(Stored items)
┄┄┄┄┄┄┄┄┄┄┄┄┄┄┄┄┄┄┄┄
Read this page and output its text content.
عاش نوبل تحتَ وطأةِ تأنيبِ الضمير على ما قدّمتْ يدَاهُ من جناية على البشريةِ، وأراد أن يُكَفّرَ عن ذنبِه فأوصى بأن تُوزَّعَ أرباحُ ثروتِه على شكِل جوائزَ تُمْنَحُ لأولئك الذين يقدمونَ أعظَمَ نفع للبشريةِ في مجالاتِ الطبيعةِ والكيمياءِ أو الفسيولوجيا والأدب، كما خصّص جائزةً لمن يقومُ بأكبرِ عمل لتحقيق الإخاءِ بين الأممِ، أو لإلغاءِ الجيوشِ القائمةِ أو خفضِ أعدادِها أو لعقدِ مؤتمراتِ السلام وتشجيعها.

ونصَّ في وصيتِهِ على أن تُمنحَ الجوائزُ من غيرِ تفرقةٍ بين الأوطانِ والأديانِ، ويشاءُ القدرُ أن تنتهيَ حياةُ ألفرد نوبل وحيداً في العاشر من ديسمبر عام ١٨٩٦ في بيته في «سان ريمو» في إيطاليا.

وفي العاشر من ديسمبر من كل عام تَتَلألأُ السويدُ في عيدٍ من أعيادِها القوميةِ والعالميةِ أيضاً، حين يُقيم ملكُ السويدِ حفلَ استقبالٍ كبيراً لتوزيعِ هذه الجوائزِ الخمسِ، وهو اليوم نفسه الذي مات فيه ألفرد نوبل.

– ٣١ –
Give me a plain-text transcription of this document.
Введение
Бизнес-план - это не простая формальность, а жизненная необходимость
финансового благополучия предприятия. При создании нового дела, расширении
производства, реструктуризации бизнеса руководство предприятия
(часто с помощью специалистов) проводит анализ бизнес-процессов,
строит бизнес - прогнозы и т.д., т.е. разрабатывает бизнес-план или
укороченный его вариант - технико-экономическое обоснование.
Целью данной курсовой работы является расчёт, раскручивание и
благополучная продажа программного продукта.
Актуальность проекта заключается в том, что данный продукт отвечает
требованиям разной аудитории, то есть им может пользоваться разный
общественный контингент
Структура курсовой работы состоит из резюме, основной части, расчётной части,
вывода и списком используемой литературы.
┄┄┄┄┄┄┄┄┄┄┄┄┄┄┄┄┄┄┄┄
Problem statement:
Repeat all the records. Match each line exactly.

Finished exercise:
Read this page and output its text content.
عاش نوبل تحتَ وطأةِ تأنيبِ الضمير على ما قدّمتْ يدَاهُ من جناية على البشريةِ، وأراد أن يُكَفّرَ عن ذنبِه فأوصى بأن تُوزَّعَ أرباحُ ثروتِه على شكِل جوائزَ تُمْنَحُ لأولئك الذين يقدمونَ أعظَمَ نفع للبشريةِ في مجالاتِ الطبيعةِ والكيمياءِ أو الفسيولوجيا والأدب، كما خصّص جائزةً لمن يقومُ بأكبرِ عمل لتحقيق الإخاءِ بين الأممِ، أو لإلغاءِ الجيوشِ القائمةِ أو خفضِ أعدادِها أو لعقدِ مؤتمراتِ السلام وتشجيعها.

ونصَّ في وصيتِهِ على أن تُمنحَ الجوائزُ من غيرِ تفرقةٍ بين الأوطانِ والأديانِ، ويشاءُ القدرُ أن تنتهيَ حياةُ ألفرد نوبل وحيداً في العاشر من ديسمبر عام ١٨٩٦ في بيته في «سان ريمو» في إيطاليا.

وفي العاشر من ديسمبر من كل عام تَتَلألأُ السويدُ في عيدٍ من أعيادِها القوميةِ والعالميةِ أيضاً، حين يُقيم ملكُ السويدِ حفلَ استقبالٍ كبيراً لتوزيعِ هذه الجوائزِ الخمسِ، وهو اليوم نفسه الذي مات فيه ألفرد نوبل.

– ٣١ –
Give me a plain-text transcription of this document.
Введение
Бизнес-план - это не простая формальность, а жизненная необходимость
финансового благополучия предприятия. При создании нового дела, расширении
производства, реструктуризации бизнеса руководство предприятия
(часто с помощью специалистов) проводит анализ бизнес-процессов,
строит бизнес - прогнозы и т.д., т.е. разрабатывает бизнес-план или
укороченный его вариант - технико-экономическое обоснование.
Целью данной курсовой работы является расчёт, раскручивание и
благополучная продажа программного продукта.
Актуальность проекта заключается в том, что данный продукт отвечает
требованиям разной аудитории, то есть им может пользоваться разный
общественный контингент
Структура курсовой работы состоит из резюме, основной части, расчётной части,
вывода и списком используемой литературы.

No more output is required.